## Raw records
═══

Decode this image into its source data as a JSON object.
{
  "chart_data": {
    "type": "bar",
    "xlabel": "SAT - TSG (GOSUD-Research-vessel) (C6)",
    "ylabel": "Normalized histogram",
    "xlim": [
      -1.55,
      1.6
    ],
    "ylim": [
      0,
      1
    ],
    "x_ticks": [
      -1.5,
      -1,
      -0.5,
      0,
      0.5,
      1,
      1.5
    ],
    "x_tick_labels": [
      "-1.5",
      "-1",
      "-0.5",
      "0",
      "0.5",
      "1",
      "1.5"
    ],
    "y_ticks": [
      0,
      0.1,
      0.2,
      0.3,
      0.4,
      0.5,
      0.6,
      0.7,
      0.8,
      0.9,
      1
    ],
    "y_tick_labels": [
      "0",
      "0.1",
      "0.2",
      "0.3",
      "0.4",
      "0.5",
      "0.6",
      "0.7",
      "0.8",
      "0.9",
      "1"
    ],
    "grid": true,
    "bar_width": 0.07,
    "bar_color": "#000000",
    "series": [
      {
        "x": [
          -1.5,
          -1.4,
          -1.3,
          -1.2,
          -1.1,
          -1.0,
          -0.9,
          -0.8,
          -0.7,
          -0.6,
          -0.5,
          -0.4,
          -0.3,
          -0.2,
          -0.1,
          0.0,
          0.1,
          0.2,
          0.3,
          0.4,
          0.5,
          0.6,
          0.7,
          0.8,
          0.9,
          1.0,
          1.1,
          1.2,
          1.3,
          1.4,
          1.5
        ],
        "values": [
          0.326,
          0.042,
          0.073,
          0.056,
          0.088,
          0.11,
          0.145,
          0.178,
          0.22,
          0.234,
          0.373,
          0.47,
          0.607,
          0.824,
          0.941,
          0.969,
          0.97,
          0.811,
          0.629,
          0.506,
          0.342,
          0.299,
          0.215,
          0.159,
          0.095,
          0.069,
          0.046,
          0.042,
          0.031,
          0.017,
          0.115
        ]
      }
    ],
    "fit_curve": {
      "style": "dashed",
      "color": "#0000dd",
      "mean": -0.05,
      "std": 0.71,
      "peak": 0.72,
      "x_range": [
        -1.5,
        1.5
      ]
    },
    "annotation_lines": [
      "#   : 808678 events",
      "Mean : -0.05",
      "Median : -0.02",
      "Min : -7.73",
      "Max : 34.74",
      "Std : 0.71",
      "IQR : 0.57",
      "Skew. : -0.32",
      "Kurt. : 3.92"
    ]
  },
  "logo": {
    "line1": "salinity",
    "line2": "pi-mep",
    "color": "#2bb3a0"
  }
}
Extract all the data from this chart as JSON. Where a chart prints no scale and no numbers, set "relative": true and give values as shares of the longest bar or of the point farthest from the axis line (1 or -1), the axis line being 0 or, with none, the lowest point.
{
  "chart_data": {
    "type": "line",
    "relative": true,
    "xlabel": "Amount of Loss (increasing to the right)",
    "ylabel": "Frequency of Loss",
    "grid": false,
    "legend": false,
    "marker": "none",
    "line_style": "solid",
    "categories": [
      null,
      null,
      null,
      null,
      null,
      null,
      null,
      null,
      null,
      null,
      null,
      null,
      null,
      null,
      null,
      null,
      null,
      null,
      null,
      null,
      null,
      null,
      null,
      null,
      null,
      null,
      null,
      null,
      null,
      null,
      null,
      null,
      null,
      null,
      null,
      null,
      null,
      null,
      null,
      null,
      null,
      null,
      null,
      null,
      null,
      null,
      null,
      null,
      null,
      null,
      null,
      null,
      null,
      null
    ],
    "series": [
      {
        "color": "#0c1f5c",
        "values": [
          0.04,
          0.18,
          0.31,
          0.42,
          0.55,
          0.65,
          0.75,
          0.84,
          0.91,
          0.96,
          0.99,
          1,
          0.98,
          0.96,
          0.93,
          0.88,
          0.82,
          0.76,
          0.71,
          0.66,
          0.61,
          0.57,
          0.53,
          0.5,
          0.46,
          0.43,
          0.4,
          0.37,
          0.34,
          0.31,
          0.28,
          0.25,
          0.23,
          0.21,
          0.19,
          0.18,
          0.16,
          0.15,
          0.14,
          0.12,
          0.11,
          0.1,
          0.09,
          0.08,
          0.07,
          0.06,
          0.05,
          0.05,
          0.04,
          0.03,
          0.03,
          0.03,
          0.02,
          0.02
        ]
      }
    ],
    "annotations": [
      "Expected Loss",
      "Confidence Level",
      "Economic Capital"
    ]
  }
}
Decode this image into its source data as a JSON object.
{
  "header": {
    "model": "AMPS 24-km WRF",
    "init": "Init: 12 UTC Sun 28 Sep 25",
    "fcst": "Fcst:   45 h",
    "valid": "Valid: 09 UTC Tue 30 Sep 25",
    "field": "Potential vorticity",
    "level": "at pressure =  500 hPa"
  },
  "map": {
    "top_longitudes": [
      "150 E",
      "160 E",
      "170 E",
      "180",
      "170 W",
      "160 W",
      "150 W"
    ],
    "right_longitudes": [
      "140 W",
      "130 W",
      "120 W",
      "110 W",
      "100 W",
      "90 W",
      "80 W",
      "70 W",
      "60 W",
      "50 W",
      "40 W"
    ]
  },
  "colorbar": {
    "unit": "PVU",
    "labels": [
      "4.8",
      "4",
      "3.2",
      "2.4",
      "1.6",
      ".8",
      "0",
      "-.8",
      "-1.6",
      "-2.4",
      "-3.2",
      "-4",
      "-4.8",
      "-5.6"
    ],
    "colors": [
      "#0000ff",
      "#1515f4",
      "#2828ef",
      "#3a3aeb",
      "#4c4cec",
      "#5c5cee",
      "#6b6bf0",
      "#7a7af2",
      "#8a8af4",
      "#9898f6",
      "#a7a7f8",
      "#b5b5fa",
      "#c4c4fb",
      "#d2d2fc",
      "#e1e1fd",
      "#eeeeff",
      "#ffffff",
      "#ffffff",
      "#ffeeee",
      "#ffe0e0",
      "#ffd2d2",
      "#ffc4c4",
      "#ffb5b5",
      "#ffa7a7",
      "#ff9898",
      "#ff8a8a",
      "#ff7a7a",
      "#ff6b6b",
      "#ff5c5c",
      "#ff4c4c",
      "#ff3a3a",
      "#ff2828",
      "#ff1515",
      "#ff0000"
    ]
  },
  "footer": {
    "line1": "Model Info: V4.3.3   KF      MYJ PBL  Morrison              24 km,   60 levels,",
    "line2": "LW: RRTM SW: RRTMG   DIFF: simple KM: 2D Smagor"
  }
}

═══

## Directive
Exactly reproduce the material above.

## Full output
Decode this image into its source data as a JSON object.
{
  "chart_data": {
    "type": "bar",
    "xlabel": "SAT - TSG (GOSUD-Research-vessel) (C6)",
    "ylabel": "Normalized histogram",
    "xlim": [
      -1.55,
      1.6
    ],
    "ylim": [
      0,
      1
    ],
    "x_ticks": [
      -1.5,
      -1,
      -0.5,
      0,
      0.5,
      1,
      1.5
    ],
    "x_tick_labels": [
      "-1.5",
      "-1",
      "-0.5",
      "0",
      "0.5",
      "1",
      "1.5"
    ],
    "y_ticks": [
      0,
      0.1,
      0.2,
      0.3,
      0.4,
      0.5,
      0.6,
      0.7,
      0.8,
      0.9,
      1
    ],
    "y_tick_labels": [
      "0",
      "0.1",
      "0.2",
      "0.3",
      "0.4",
      "0.5",
      "0.6",
      "0.7",
      "0.8",
      "0.9",
      "1"
    ],
    "grid": true,
    "bar_width": 0.07,
    "bar_color": "#000000",
    "series": [
      {
        "x": [
          -1.5,
          -1.4,
          -1.3,
          -1.2,
          -1.1,
          -1.0,
          -0.9,
          -0.8,
          -0.7,
          -0.6,
          -0.5,
          -0.4,
          -0.3,
          -0.2,
          -0.1,
          0.0,
          0.1,
          0.2,
          0.3,
          0.4,
          0.5,
          0.6,
          0.7,
          0.8,
          0.9,
          1.0,
          1.1,
          1.2,
          1.3,
          1.4,
          1.5
        ],
        "values": [
          0.326,
          0.042,
          0.073,
          0.056,
          0.088,
          0.11,
          0.145,
          0.178,
          0.22,
          0.234,
          0.373,
          0.47,
          0.607,
          0.824,
          0.941,
          0.969,
          0.97,
          0.811,
          0.629,
          0.506,
          0.342,
          0.299,
          0.215,
          0.159,
          0.095,
          0.069,
          0.046,
          0.042,
          0.031,
          0.017,
          0.115
        ]
      }
    ],
    "fit_curve": {
      "style": "dashed",
      "color": "#0000dd",
      "mean": -0.05,
      "std": 0.71,
      "peak": 0.72,
      "x_range": [
        -1.5,
        1.5
      ]
    },
    "annotation_lines": [
      "#   : 808678 events",
      "Mean : -0.05",
      "Median : -0.02",
      "Min : -7.73",
      "Max : 34.74",
      "Std : 0.71",
      "IQR : 0.57",
      "Skew. : -0.32",
      "Kurt. : 3.92"
    ]
  },
  "logo": {
    "line1": "salinity",
    "line2": "pi-mep",
    "color": "#2bb3a0"
  }
}
Extract all the data from this chart as JSON. Where a chart prints no scale and no numbers, set "relative": true and give values as shares of the longest bar or of the point farthest from the axis line (1 or -1), the axis line being 0 or, with none, the lowest point.
{
  "chart_data": {
    "type": "line",
    "relative": true,
    "xlabel": "Amount of Loss (increasing to the right)",
    "ylabel": "Frequency of Loss",
    "grid": false,
    "legend": false,
    "marker": "none",
    "line_style": "solid",
    "categories": [
      null,
      null,
      null,
      null,
      null,
      null,
      null,
      null,
      null,
      null,
      null,
      null,
      null,
      null,
      null,
      null,
      null,
      null,
      null,
      null,
      null,
      null,
      null,
      null,
      null,
      null,
      null,
      null,
      null,
      null,
      null,
      null,
      null,
      null,
      null,
      null,
      null,
      null,
      null,
      null,
      null,
      null,
      null,
      null,
      null,
      null,
      null,
      null,
      null,
      null,
      null,
      null,
      null,
      null
    ],
    "series": [
      {
        "color": "#0c1f5c",
        "values": [
          0.04,
          0.18,
          0.31,
          0.42,
          0.55,
          0.65,
          0.75,
          0.84,
          0.91,
          0.96,
          0.99,
          1,
          0.98,
          0.96,
          0.93,
          0.88,
          0.82,
          0.76,
          0.71,
          0.66,
          0.61,
          0.57,
          0.53,
          0.5,
          0.46,
          0.43,
          0.4,
          0.37,
          0.34,
          0.31,
          0.28,
          0.25,
          0.23,
          0.21,
          0.19,
          0.18,
          0.16,
          0.15,
          0.14,
          0.12,
          0.11,
          0.1,
          0.09,
          0.08,
          0.07,
          0.06,
          0.05,
          0.05,
          0.04,
          0.03,
          0.03,
          0.03,
          0.02,
          0.02
        ]
      }
    ],
    "annotations": [
      "Expected Loss",
      "Confidence Level",
      "Economic Capital"
    ]
  }
}
Decode this image into its source data as a JSON object.
{
  "header": {
    "model": "AMPS 24-km WRF",
    "init": "Init: 12 UTC Sun 28 Sep 25",
    "fcst": "Fcst:   45 h",
    "valid": "Valid: 09 UTC Tue 30 Sep 25",
    "field": "Potential vorticity",
    "level": "at pressure =  500 hPa"
  },
  "map": {
    "top_longitudes": [
      "150 E",
      "160 E",
      "170 E",
      "180",
      "170 W",
      "160 W",
      "150 W"
    ],
    "right_longitudes": [
      "140 W",
      "130 W",
      "120 W",
      "110 W",
      "100 W",
      "90 W",
      "80 W",
      "70 W",
      "60 W",
      "50 W",
      "40 W"
    ]
  },
  "colorbar": {
    "unit": "PVU",
    "labels": [
      "4.8",
      "4",
      "3.2",
      "2.4",
      "1.6",
      ".8",
      "0",
      "-.8",
      "-1.6",
      "-2.4",
      "-3.2",
      "-4",
      "-4.8",
      "-5.6"
    ],
    "colors": [
      "#0000ff",
      "#1515f4",
      "#2828ef",
      "#3a3aeb",
      "#4c4cec",
      "#5c5cee",
      "#6b6bf0",
      "#7a7af2",
      "#8a8af4",
      "#9898f6",
      "#a7a7f8",
      "#b5b5fa",
      "#c4c4fb",
      "#d2d2fc",
      "#e1e1fd",
      "#eeeeff",
      "#ffffff",
      "#ffffff",
      "#ffeeee",
      "#ffe0e0",
      "#ffd2d2",
      "#ffc4c4",
      "#ffb5b5",
      "#ffa7a7",
      "#ff9898",
      "#ff8a8a",
      "#ff7a7a",
      "#ff6b6b",
      "#ff5c5c",
      "#ff4c4c",
      "#ff3a3a",
      "#ff2828",
      "#ff1515",
      "#ff0000"
    ]
  },
  "footer": {
    "line1": "Model Info: V4.3.3   KF      MYJ PBL  Morrison              24 km,   60 levels,",
    "line2": "LW: RRTM SW: RRTMG   DIFF: simple KM: 2D Smagor"
  }
}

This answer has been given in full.